▶ _Work to complete_:
• 1. In the passage on Alberta's job market, since when has Mark Quesada been out of work?
• 2. Reproduce the passage on Alberta's job market from "While job opportunities" to "activity as well.".
++++ Passage provided ++++
Within Alberta, it hardly needs to be said that it’s an employer’s market. “The talent pool right now is not only large, but there are also many highly-credentialed and highly-qualified people on the market right now,” explains Leah Fochuk, CHRP and consulting services manager with Salopek & Associates Ltd., a human resources consulting firm in Calgary. “Because of the vast talent pool, employers have their pick of the litter. They can afford to be choosy.”

With so much competition, Fochuk says applicants must be strategic in their job search: target and tighten up the resumé and cover letter, focus the resumé on results, update or create a LinkedIn profile, and leverage the network. “Start talking to people, go for coffee, let people know you are looking and what you are looking for,” she advises. “Candidates may have more of an ‘in’ if you know someone – personal referrals have always been a way to get your foot in the door.”

Mark Quesada, a petroleum engineer who has been out of work since June 2015, experienced first-hand Alberta’s employer market. “Basically all of the jobs are in the hidden job market, through word of mouth,” he says. “And even then, most of the jobs required very specific skill sets – almost as if they had a precise problem that needed to be fixed in the short term.”

While job opportunities in Alberta’s energy sector are rare, some do exist. “Some companies are strategically recruiting for select roles to attract some of these great professionals who have entered the job market,” explains Fochuk. “The budgets for 2017 have now come out and there is a budget for drilling. The budgets aren’t big, but there are budgets this year, whereas in 2016, there was no budget.”

The IT and technology sectors, and companies whose businesses are tied to the U.S. and international markets, are seeing some growth, while the non-profit sector, which has enjoyed recent provincial government funding, has seen some activity as well.
++++ Rows ++++
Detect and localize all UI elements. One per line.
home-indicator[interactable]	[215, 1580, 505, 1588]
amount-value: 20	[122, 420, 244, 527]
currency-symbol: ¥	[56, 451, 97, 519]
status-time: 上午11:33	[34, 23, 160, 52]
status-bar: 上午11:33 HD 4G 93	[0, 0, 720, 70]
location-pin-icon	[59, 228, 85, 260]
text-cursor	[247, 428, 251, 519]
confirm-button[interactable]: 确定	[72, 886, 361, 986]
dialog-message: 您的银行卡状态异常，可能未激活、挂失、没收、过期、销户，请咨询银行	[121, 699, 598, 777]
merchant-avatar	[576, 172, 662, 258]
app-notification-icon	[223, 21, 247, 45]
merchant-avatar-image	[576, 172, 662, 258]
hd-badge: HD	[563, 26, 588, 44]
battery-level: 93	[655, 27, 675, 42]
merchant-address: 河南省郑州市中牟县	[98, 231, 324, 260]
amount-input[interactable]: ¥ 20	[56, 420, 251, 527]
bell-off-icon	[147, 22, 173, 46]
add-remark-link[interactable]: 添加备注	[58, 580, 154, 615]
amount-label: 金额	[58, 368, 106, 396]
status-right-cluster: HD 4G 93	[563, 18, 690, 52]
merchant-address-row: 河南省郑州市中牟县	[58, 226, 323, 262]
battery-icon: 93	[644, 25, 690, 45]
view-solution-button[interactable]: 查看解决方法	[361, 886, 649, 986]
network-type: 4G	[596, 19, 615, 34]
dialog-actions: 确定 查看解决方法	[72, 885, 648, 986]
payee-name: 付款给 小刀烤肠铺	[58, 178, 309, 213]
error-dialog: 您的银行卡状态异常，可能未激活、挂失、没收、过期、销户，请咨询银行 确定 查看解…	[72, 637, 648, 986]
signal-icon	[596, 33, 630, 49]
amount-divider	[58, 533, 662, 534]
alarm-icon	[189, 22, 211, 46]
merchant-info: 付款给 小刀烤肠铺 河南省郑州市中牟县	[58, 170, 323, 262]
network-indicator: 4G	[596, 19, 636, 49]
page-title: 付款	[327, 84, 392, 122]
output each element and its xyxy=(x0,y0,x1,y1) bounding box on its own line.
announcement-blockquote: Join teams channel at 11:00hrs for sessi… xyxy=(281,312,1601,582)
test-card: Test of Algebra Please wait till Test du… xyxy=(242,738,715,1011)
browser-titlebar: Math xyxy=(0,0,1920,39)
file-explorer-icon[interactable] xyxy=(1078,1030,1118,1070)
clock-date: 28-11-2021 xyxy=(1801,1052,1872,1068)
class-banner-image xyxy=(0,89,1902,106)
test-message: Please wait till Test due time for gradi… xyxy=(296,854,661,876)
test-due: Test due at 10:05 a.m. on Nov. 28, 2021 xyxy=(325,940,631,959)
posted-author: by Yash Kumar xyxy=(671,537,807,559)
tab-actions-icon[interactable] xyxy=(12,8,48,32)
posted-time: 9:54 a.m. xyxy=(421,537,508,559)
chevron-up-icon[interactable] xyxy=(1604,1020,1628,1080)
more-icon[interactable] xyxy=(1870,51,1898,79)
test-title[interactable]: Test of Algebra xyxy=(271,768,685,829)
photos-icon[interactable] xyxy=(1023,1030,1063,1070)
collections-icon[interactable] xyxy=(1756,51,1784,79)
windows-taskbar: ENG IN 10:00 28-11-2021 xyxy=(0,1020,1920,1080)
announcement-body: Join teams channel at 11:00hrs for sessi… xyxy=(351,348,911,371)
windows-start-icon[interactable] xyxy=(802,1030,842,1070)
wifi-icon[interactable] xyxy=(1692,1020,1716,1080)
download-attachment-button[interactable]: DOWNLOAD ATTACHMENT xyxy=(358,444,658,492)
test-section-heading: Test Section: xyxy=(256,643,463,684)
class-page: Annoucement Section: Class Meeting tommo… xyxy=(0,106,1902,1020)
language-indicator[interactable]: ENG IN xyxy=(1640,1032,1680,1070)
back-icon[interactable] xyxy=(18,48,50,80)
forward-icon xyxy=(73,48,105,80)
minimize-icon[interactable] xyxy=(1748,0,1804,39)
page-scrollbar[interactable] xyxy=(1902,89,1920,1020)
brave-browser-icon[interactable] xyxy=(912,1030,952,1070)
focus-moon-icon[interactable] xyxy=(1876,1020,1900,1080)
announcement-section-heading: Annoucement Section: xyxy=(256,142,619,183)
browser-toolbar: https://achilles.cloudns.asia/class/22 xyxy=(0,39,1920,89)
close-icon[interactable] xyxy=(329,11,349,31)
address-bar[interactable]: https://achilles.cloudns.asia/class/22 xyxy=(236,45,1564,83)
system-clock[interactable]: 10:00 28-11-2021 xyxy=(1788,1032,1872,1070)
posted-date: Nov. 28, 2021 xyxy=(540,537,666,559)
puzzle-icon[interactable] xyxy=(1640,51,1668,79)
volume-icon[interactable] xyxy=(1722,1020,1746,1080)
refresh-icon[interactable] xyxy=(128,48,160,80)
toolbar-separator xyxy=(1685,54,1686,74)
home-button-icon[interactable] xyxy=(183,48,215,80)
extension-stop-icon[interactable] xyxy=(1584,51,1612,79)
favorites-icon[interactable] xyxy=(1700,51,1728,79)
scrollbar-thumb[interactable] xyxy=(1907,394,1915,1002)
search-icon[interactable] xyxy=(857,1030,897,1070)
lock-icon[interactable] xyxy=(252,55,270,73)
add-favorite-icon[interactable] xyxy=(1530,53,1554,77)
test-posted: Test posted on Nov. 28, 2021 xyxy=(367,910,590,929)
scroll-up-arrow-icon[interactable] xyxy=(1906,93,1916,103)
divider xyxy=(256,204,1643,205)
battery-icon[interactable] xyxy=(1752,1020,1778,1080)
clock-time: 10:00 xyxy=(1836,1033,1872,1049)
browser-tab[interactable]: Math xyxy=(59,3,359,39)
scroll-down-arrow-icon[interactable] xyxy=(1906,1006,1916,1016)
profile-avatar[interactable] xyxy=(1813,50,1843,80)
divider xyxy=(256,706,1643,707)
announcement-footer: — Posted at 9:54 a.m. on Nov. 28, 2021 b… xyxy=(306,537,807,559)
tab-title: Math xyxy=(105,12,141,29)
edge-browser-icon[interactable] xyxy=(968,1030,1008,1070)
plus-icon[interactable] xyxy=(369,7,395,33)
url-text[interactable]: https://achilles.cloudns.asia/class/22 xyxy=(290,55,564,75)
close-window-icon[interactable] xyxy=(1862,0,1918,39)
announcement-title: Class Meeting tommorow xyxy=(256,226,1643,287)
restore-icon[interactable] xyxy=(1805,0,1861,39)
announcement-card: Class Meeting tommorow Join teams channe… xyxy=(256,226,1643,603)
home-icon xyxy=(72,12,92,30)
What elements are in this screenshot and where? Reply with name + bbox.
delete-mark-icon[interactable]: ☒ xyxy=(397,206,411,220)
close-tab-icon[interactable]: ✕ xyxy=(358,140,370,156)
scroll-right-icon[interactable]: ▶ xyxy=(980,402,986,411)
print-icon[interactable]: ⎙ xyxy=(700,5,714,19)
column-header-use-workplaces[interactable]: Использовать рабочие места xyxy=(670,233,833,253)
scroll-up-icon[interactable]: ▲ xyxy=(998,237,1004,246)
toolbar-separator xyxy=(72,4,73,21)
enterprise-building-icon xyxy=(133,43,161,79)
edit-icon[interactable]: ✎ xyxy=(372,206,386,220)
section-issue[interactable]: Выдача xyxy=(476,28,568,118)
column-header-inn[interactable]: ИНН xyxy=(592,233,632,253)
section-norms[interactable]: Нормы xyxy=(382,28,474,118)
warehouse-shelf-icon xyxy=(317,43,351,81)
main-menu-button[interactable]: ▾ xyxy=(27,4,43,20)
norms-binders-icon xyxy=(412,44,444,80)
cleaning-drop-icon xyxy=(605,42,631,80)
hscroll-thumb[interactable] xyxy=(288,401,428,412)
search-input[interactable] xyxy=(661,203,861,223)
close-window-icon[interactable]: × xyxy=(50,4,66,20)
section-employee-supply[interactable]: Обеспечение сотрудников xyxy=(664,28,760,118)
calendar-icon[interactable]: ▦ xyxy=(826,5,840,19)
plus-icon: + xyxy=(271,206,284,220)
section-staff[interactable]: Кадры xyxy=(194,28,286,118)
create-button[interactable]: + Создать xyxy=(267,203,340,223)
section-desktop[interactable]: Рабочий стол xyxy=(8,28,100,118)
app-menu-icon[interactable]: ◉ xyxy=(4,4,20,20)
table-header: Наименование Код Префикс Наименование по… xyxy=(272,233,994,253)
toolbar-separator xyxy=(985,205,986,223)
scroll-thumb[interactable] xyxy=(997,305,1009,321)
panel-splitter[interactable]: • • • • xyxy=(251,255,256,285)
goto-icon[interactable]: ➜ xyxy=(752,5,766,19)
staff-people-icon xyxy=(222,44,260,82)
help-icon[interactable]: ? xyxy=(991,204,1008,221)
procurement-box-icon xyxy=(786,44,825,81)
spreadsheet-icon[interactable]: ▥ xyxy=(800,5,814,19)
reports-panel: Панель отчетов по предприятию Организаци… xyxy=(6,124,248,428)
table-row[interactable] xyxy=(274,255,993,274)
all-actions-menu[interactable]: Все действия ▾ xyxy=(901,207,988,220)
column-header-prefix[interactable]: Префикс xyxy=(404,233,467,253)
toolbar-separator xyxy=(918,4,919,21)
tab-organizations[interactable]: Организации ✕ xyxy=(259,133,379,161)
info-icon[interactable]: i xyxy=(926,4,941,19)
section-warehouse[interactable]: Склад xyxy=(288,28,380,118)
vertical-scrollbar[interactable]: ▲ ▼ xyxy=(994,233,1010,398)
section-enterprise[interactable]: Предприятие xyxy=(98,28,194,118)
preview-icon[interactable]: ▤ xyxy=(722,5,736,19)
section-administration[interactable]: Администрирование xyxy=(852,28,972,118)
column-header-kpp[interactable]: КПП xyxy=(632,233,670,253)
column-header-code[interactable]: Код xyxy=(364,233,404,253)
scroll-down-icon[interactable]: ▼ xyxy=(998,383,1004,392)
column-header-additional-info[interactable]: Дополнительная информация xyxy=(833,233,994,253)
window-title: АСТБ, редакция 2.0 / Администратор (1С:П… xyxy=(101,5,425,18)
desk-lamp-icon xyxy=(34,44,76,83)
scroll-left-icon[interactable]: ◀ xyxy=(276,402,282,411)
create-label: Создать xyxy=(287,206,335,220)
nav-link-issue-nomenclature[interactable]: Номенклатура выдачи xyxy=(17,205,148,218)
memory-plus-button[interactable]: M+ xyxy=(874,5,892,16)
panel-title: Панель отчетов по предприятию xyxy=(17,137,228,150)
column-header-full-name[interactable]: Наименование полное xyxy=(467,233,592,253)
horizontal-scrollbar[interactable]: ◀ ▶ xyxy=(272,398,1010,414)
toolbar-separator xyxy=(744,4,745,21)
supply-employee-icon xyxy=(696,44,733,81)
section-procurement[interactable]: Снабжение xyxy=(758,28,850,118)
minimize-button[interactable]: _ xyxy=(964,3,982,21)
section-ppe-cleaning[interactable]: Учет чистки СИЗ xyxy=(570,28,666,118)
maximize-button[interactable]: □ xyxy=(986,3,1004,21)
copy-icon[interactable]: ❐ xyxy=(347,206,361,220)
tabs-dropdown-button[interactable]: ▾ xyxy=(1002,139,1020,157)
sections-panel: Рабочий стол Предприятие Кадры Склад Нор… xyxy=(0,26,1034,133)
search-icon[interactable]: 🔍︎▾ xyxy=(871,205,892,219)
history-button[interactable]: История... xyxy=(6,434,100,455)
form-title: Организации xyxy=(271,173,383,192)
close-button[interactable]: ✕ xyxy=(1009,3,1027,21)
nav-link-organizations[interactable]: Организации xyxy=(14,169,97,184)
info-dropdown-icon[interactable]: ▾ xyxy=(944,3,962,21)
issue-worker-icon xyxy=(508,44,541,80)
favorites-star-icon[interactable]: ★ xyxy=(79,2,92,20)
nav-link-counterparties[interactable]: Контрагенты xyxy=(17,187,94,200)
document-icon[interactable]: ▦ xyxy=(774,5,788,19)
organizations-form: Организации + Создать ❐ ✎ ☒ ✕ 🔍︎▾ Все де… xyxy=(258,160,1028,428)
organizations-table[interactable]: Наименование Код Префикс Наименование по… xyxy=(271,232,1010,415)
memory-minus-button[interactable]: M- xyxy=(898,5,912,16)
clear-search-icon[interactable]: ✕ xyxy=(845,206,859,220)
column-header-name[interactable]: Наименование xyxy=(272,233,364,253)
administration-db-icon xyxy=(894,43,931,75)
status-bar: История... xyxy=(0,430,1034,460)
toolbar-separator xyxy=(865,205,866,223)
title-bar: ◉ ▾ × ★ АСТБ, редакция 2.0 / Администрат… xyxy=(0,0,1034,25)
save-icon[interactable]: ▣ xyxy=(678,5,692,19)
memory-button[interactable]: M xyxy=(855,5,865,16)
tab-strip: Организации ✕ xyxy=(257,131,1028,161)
++++
▶ _Response list_:
• 1. Since June 2015.

• 2.
While job opportunities in Alberta’s energy sector are rare, some do exist. “Some companies are strategically recruiting for select roles to attract some of these great professionals who have entered the job market,” explains Fochuk. “The budgets for 2017 have now come out and there is a budget for drilling. The budgets aren’t big, but there are budgets this year, whereas in 2016, there was no budget.”

The IT and technology sectors, and companies whose businesses are tied to the U.S. and international markets, are seeing some growth, while the non-profit sector, which has enjoyed recent provincial government funding, has seen some activity as well.